> SET PROBLEM: From the entries below, gather each line containing the word "title".

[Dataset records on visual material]
========================================
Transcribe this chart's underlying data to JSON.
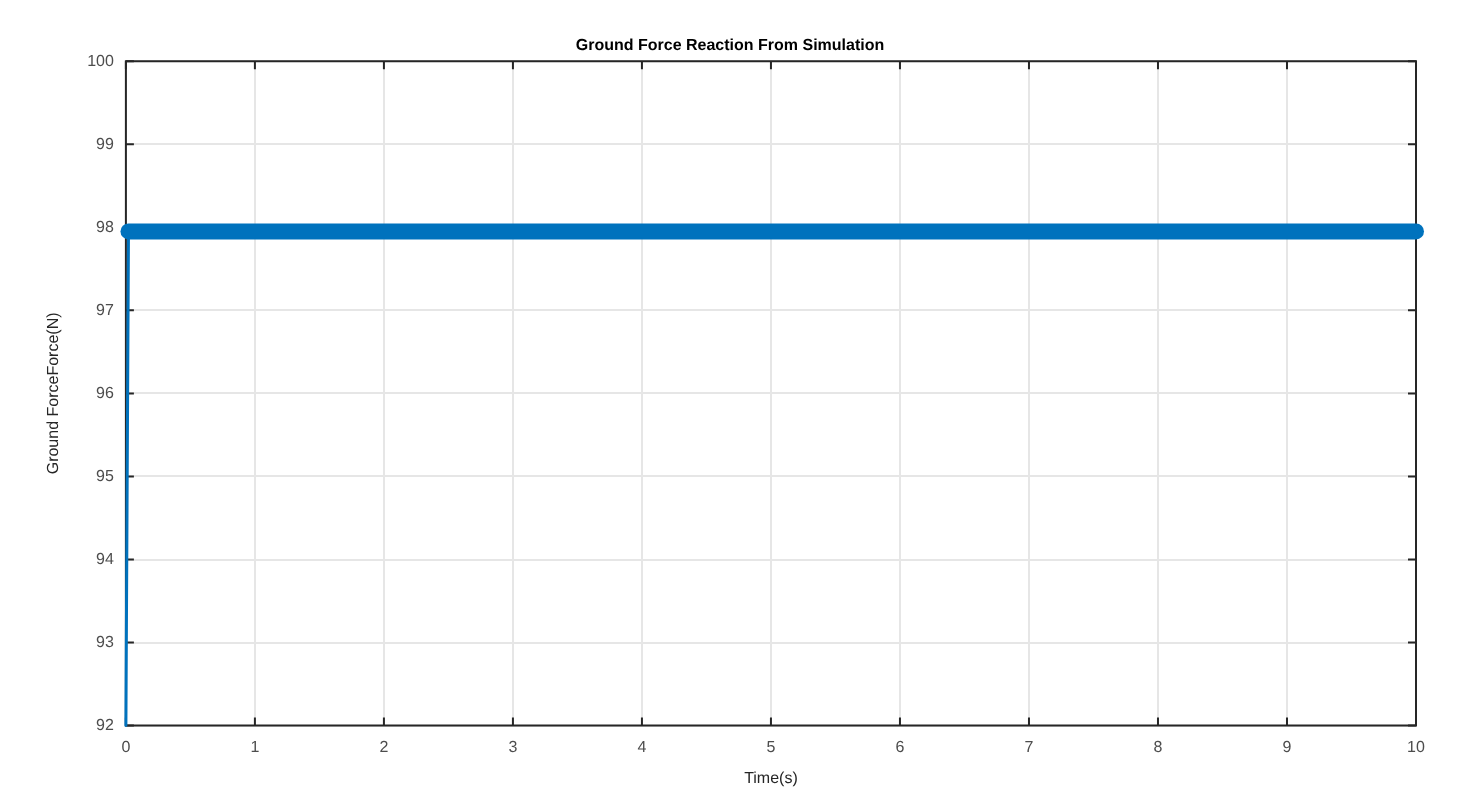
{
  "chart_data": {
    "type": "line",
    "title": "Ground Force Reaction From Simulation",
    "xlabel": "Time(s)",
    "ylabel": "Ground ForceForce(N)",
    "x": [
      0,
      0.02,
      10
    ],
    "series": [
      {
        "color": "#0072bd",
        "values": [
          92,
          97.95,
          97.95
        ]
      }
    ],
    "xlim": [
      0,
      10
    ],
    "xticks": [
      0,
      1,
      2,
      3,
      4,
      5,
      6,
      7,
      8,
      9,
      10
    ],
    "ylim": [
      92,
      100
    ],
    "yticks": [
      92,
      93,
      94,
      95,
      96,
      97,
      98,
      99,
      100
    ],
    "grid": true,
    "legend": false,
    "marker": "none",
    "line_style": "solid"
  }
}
========================================
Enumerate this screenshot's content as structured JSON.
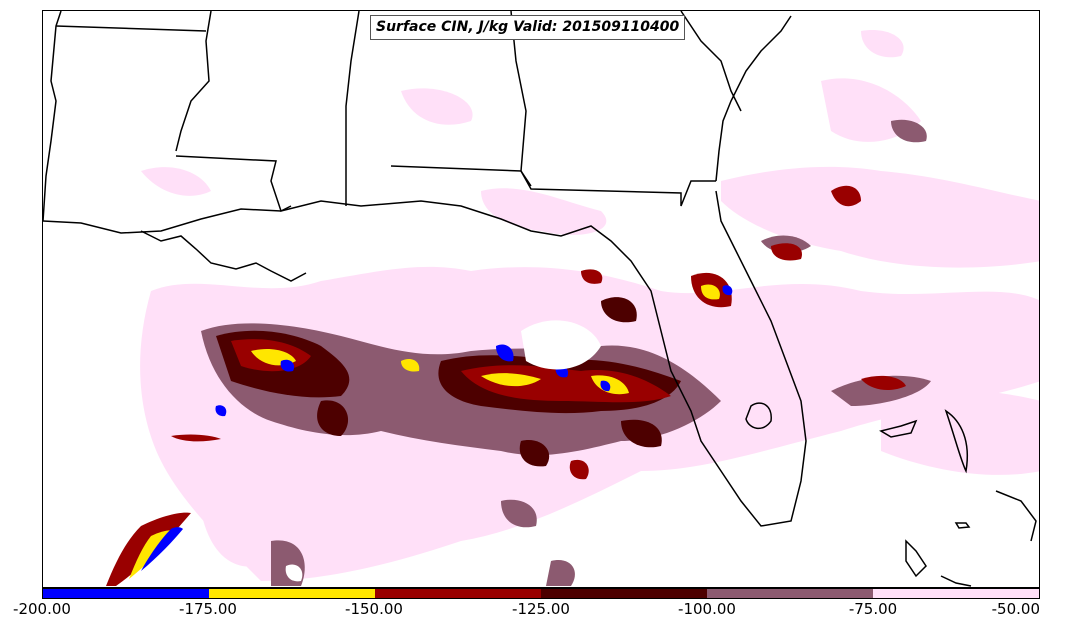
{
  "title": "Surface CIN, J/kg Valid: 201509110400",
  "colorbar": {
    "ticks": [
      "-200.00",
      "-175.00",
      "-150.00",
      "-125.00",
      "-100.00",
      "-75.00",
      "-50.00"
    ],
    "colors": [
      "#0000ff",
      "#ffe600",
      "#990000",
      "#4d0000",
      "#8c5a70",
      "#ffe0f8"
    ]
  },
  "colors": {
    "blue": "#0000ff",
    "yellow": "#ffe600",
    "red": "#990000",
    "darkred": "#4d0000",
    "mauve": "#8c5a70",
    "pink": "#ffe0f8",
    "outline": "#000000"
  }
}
========================================
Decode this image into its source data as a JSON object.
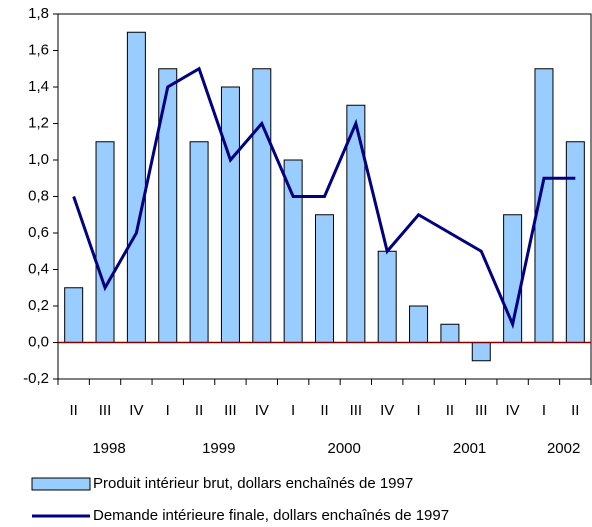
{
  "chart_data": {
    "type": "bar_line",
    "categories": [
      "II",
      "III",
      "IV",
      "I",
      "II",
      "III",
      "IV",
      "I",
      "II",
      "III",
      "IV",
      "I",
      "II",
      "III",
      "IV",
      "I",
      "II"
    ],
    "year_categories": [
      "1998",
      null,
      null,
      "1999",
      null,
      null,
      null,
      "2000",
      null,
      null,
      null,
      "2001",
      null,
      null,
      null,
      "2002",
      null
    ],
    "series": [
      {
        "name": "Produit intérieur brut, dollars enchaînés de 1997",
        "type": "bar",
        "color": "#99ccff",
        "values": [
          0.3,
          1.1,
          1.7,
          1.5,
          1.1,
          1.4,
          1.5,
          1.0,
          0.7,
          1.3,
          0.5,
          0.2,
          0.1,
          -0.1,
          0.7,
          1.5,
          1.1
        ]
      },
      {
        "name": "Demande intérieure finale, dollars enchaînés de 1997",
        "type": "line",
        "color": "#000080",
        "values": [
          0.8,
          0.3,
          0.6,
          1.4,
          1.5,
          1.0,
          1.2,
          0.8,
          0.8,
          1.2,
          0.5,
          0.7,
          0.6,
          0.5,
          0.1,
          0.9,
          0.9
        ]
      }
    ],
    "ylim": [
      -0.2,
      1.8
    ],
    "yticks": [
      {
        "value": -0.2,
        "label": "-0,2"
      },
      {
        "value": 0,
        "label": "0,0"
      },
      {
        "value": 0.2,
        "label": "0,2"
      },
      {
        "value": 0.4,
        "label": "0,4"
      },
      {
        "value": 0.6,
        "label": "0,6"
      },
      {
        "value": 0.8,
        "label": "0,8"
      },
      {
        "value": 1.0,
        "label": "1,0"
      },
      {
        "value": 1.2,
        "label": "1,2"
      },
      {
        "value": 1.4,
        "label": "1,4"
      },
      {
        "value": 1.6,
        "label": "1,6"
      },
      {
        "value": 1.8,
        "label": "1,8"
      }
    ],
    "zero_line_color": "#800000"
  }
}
========================================
> ANSWER TO THIS EXERCISE:
    "title": "Ground Force Reaction From Simulation",
  "title": "Surface CIN, J/kg Valid: 201509110400",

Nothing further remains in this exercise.